You are to retype all of the data exactly as it appears.

═══ Data lines ═══

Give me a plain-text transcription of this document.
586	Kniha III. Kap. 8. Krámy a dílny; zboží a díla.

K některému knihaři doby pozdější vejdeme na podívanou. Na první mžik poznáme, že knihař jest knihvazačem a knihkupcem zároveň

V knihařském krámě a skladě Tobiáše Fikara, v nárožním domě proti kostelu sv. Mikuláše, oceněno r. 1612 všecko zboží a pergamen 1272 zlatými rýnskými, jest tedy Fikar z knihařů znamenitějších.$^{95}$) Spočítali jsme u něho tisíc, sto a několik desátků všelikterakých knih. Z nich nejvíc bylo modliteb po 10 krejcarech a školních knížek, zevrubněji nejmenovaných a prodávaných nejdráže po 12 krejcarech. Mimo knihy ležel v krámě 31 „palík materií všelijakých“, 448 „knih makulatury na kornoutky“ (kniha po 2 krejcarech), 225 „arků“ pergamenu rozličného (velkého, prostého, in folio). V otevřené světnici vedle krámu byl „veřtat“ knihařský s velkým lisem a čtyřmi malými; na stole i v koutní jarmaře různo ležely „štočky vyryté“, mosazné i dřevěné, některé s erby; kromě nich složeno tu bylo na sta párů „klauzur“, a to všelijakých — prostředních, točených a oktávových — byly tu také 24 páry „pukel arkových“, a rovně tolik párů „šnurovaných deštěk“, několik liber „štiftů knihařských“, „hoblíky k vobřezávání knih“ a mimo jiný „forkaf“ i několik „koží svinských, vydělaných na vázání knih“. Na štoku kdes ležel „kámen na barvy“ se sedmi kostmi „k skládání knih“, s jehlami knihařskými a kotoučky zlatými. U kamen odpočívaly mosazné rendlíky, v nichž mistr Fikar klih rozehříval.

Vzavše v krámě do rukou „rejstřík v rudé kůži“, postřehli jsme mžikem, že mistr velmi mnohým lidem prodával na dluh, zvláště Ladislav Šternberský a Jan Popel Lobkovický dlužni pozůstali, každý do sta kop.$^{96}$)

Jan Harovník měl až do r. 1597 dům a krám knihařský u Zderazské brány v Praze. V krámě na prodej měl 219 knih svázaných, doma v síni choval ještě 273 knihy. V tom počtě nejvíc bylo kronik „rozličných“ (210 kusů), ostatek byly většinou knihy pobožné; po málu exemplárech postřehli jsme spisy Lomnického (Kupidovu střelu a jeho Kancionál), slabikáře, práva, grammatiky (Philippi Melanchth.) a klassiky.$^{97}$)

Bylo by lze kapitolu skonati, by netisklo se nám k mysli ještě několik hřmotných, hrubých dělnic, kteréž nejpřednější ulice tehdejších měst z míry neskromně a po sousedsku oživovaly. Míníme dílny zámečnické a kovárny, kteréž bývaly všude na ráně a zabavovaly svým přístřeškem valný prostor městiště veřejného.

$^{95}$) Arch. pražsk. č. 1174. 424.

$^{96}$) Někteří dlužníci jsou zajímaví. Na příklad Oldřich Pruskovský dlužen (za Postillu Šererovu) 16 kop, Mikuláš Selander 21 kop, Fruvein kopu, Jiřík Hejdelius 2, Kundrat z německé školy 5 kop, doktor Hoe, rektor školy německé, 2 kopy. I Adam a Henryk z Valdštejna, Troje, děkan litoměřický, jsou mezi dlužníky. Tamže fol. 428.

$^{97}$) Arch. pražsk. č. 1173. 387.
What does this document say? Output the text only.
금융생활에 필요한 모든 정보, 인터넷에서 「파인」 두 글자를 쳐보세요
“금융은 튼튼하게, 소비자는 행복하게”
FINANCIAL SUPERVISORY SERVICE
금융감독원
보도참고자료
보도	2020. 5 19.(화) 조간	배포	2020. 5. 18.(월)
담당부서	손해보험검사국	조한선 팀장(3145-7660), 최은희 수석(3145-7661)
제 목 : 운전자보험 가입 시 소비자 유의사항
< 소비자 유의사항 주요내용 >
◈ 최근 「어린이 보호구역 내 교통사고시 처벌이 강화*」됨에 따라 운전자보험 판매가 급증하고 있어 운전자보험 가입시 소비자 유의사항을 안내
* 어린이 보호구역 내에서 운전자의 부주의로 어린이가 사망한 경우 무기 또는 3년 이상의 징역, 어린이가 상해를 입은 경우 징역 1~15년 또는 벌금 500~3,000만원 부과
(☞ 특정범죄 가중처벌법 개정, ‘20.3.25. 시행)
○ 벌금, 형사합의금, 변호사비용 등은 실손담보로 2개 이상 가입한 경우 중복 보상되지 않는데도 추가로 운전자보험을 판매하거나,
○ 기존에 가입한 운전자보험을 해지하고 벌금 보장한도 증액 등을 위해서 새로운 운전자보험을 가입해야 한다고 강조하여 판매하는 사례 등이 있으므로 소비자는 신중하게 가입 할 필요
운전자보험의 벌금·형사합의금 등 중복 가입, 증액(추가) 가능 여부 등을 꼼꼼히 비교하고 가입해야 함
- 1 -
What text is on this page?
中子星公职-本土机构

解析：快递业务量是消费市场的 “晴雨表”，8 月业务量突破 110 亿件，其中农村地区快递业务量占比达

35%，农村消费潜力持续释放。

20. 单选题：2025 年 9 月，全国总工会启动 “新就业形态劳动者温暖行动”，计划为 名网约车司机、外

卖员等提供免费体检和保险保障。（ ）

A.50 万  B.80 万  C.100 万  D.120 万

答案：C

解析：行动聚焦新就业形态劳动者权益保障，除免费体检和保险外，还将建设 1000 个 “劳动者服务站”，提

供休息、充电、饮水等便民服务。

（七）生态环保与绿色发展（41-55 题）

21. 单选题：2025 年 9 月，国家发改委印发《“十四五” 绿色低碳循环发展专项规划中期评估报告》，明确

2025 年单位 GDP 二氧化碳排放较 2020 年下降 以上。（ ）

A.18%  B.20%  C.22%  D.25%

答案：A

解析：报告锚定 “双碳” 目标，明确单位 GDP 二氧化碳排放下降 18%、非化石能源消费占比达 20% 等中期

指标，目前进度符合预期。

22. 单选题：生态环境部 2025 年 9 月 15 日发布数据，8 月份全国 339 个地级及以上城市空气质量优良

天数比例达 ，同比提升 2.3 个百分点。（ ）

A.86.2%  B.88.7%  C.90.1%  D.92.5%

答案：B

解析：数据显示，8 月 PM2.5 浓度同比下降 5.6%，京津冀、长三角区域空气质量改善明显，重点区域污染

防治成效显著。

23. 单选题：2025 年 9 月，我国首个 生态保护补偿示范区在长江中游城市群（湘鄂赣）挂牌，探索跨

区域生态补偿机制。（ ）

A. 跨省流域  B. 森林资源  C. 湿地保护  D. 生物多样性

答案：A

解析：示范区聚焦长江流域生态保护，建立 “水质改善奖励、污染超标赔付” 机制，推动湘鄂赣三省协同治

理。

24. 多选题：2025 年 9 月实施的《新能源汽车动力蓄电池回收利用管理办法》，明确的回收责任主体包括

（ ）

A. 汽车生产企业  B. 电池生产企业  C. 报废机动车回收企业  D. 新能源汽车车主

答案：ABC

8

═══

# [Solution below]
Give me a plain-text transcription of this document.
586	Kniha III. Kap. 8. Krámy a dílny; zboží a díla.

K některému knihaři doby pozdější vejdeme na podívanou. Na první mžik poznáme, že knihař jest knihvazačem a knihkupcem zároveň

V knihařském krámě a skladě Tobiáše Fikara, v nárožním domě proti kostelu sv. Mikuláše, oceněno r. 1612 všecko zboží a pergamen 1272 zlatými rýnskými, jest tedy Fikar z knihařů znamenitějších.$^{95}$) Spočítali jsme u něho tisíc, sto a několik desátků všelikterakých knih. Z nich nejvíc bylo modliteb po 10 krejcarech a školních knížek, zevrubněji nejmenovaných a prodávaných nejdráže po 12 krejcarech. Mimo knihy ležel v krámě 31 „palík materií všelijakých“, 448 „knih makulatury na kornoutky“ (kniha po 2 krejcarech), 225 „arků“ pergamenu rozličného (velkého, prostého, in folio). V otevřené světnici vedle krámu byl „veřtat“ knihařský s velkým lisem a čtyřmi malými; na stole i v koutní jarmaře různo ležely „štočky vyryté“, mosazné i dřevěné, některé s erby; kromě nich složeno tu bylo na sta párů „klauzur“, a to všelijakých — prostředních, točených a oktávových — byly tu také 24 páry „pukel arkových“, a rovně tolik párů „šnurovaných deštěk“, několik liber „štiftů knihařských“, „hoblíky k vobřezávání knih“ a mimo jiný „forkaf“ i několik „koží svinských, vydělaných na vázání knih“. Na štoku kdes ležel „kámen na barvy“ se sedmi kostmi „k skládání knih“, s jehlami knihařskými a kotoučky zlatými. U kamen odpočívaly mosazné rendlíky, v nichž mistr Fikar klih rozehříval.

Vzavše v krámě do rukou „rejstřík v rudé kůži“, postřehli jsme mžikem, že mistr velmi mnohým lidem prodával na dluh, zvláště Ladislav Šternberský a Jan Popel Lobkovický dlužni pozůstali, každý do sta kop.$^{96}$)

Jan Harovník měl až do r. 1597 dům a krám knihařský u Zderazské brány v Praze. V krámě na prodej měl 219 knih svázaných, doma v síni choval ještě 273 knihy. V tom počtě nejvíc bylo kronik „rozličných“ (210 kusů), ostatek byly většinou knihy pobožné; po málu exemplárech postřehli jsme spisy Lomnického (Kupidovu střelu a jeho Kancionál), slabikáře, práva, grammatiky (Philippi Melanchth.) a klassiky.$^{97}$)

Bylo by lze kapitolu skonati, by netisklo se nám k mysli ještě několik hřmotných, hrubých dělnic, kteréž nejpřednější ulice tehdejších měst z míry neskromně a po sousedsku oživovaly. Míníme dílny zámečnické a kovárny, kteréž bývaly všude na ráně a zabavovaly svým přístřeškem valný prostor městiště veřejného.

$^{95}$) Arch. pražsk. č. 1174. 424.

$^{96}$) Někteří dlužníci jsou zajímaví. Na příklad Oldřich Pruskovský dlužen (za Postillu Šererovu) 16 kop, Mikuláš Selander 21 kop, Fruvein kopu, Jiřík Hejdelius 2, Kundrat z německé školy 5 kop, doktor Hoe, rektor školy německé, 2 kopy. I Adam a Henryk z Valdštejna, Troje, děkan litoměřický, jsou mezi dlužníky. Tamže fol. 428.

$^{97}$) Arch. pražsk. č. 1173. 387.
What does this document say? Output the text only.
금융생활에 필요한 모든 정보, 인터넷에서 「파인」 두 글자를 쳐보세요
“금융은 튼튼하게, 소비자는 행복하게”
FINANCIAL SUPERVISORY SERVICE
금융감독원
보도참고자료
보도	2020. 5 19.(화) 조간	배포	2020. 5. 18.(월)
담당부서	손해보험검사국	조한선 팀장(3145-7660), 최은희 수석(3145-7661)
제 목 : 운전자보험 가입 시 소비자 유의사항
< 소비자 유의사항 주요내용 >
◈ 최근 「어린이 보호구역 내 교통사고시 처벌이 강화*」됨에 따라 운전자보험 판매가 급증하고 있어 운전자보험 가입시 소비자 유의사항을 안내
* 어린이 보호구역 내에서 운전자의 부주의로 어린이가 사망한 경우 무기 또는 3년 이상의 징역, 어린이가 상해를 입은 경우 징역 1~15년 또는 벌금 500~3,000만원 부과
(☞ 특정범죄 가중처벌법 개정, ‘20.3.25. 시행)
○ 벌금, 형사합의금, 변호사비용 등은 실손담보로 2개 이상 가입한 경우 중복 보상되지 않는데도 추가로 운전자보험을 판매하거나,
○ 기존에 가입한 운전자보험을 해지하고 벌금 보장한도 증액 등을 위해서 새로운 운전자보험을 가입해야 한다고 강조하여 판매하는 사례 등이 있으므로 소비자는 신중하게 가입 할 필요
운전자보험의 벌금·형사합의금 등 중복 가입, 증액(추가) 가능 여부 등을 꼼꼼히 비교하고 가입해야 함
- 1 -
What text is on this page?
中子星公职-本土机构

解析：快递业务量是消费市场的 “晴雨表”，8 月业务量突破 110 亿件，其中农村地区快递业务量占比达

35%，农村消费潜力持续释放。

20. 单选题：2025 年 9 月，全国总工会启动 “新就业形态劳动者温暖行动”，计划为 名网约车司机、外

卖员等提供免费体检和保险保障。（ ）

A.50 万  B.80 万  C.100 万  D.120 万

答案：C

解析：行动聚焦新就业形态劳动者权益保障，除免费体检和保险外，还将建设 1000 个 “劳动者服务站”，提

供休息、充电、饮水等便民服务。

（七）生态环保与绿色发展（41-55 题）

21. 单选题：2025 年 9 月，国家发改委印发《“十四五” 绿色低碳循环发展专项规划中期评估报告》，明确

2025 年单位 GDP 二氧化碳排放较 2020 年下降 以上。（ ）

A.18%  B.20%  C.22%  D.25%

答案：A

解析：报告锚定 “双碳” 目标，明确单位 GDP 二氧化碳排放下降 18%、非化石能源消费占比达 20% 等中期

指标，目前进度符合预期。

22. 单选题：生态环境部 2025 年 9 月 15 日发布数据，8 月份全国 339 个地级及以上城市空气质量优良

天数比例达 ，同比提升 2.3 个百分点。（ ）

A.86.2%  B.88.7%  C.90.1%  D.92.5%

答案：B

解析：数据显示，8 月 PM2.5 浓度同比下降 5.6%，京津冀、长三角区域空气质量改善明显，重点区域污染

防治成效显著。

23. 单选题：2025 年 9 月，我国首个 生态保护补偿示范区在长江中游城市群（湘鄂赣）挂牌，探索跨

区域生态补偿机制。（ ）

A. 跨省流域  B. 森林资源  C. 湿地保护  D. 生物多样性

答案：A

解析：示范区聚焦长江流域生态保护，建立 “水质改善奖励、污染超标赔付” 机制，推动湘鄂赣三省协同治

理。

24. 多选题：2025 年 9 月实施的《新能源汽车动力蓄电池回收利用管理办法》，明确的回收责任主体包括

（ ）

A. 汽车生产企业  B. 电池生产企业  C. 报废机动车回收企业  D. 新能源汽车车主

答案：ABC

8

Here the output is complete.